▸ **MATERIALS PROVIDED**

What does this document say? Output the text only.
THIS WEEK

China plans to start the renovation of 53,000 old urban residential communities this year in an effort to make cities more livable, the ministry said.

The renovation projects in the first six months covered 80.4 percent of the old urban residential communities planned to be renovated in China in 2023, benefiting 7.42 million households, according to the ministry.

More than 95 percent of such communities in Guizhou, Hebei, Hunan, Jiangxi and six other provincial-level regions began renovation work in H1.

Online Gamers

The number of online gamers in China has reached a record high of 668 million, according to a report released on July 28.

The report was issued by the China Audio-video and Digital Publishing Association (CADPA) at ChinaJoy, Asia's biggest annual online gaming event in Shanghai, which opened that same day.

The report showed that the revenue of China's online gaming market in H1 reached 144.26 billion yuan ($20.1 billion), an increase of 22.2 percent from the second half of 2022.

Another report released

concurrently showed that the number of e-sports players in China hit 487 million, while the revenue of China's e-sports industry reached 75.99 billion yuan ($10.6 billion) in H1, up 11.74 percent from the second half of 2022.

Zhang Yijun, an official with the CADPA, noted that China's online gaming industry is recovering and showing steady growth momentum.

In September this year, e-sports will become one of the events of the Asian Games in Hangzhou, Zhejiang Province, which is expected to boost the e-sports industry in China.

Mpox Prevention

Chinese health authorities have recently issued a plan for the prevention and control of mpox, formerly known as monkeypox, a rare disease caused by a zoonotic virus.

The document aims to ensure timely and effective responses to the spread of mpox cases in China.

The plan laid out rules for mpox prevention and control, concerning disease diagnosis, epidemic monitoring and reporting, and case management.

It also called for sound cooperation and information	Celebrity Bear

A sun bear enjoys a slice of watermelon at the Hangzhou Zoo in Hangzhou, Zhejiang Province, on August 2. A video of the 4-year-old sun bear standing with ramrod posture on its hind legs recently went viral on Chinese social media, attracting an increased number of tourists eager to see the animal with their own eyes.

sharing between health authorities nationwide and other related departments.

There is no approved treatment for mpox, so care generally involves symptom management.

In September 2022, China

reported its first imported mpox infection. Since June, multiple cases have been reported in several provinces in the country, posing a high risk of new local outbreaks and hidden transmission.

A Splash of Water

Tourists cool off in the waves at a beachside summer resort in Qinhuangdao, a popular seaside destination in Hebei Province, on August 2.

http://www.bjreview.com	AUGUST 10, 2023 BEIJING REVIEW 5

▸ **TASK DETAILS**
Please reproduce the entire listing. Keep it identical.

▸ **SOLVED PROBLEM**
What does this document say? Output the text only.
THIS WEEK

China plans to start the renovation of 53,000 old urban residential communities this year in an effort to make cities more livable, the ministry said.

The renovation projects in the first six months covered 80.4 percent of the old urban residential communities planned to be renovated in China in 2023, benefiting 7.42 million households, according to the ministry.

More than 95 percent of such communities in Guizhou, Hebei, Hunan, Jiangxi and six other provincial-level regions began renovation work in H1.

Online Gamers

The number of online gamers in China has reached a record high of 668 million, according to a report released on July 28.

The report was issued by the China Audio-video and Digital Publishing Association (CADPA) at ChinaJoy, Asia's biggest annual online gaming event in Shanghai, which opened that same day.

The report showed that the revenue of China's online gaming market in H1 reached 144.26 billion yuan ($20.1 billion), an increase of 22.2 percent from the second half of 2022.

Another report released

concurrently showed that the number of e-sports players in China hit 487 million, while the revenue of China's e-sports industry reached 75.99 billion yuan ($10.6 billion) in H1, up 11.74 percent from the second half of 2022.

Zhang Yijun, an official with the CADPA, noted that China's online gaming industry is recovering and showing steady growth momentum.

In September this year, e-sports will become one of the events of the Asian Games in Hangzhou, Zhejiang Province, which is expected to boost the e-sports industry in China.

Mpox Prevention

Chinese health authorities have recently issued a plan for the prevention and control of mpox, formerly known as monkeypox, a rare disease caused by a zoonotic virus.

The document aims to ensure timely and effective responses to the spread of mpox cases in China.

The plan laid out rules for mpox prevention and control, concerning disease diagnosis, epidemic monitoring and reporting, and case management.

It also called for sound cooperation and information	Celebrity Bear

A sun bear enjoys a slice of watermelon at the Hangzhou Zoo in Hangzhou, Zhejiang Province, on August 2. A video of the 4-year-old sun bear standing with ramrod posture on its hind legs recently went viral on Chinese social media, attracting an increased number of tourists eager to see the animal with their own eyes.

sharing between health authorities nationwide and other related departments.

There is no approved treatment for mpox, so care generally involves symptom management.

In September 2022, China

reported its first imported mpox infection. Since June, multiple cases have been reported in several provinces in the country, posing a high risk of new local outbreaks and hidden transmission.

A Splash of Water

Tourists cool off in the waves at a beachside summer resort in Qinhuangdao, a popular seaside destination in Hebei Province, on August 2.

http://www.bjreview.com	AUGUST 10, 2023 BEIJING REVIEW 5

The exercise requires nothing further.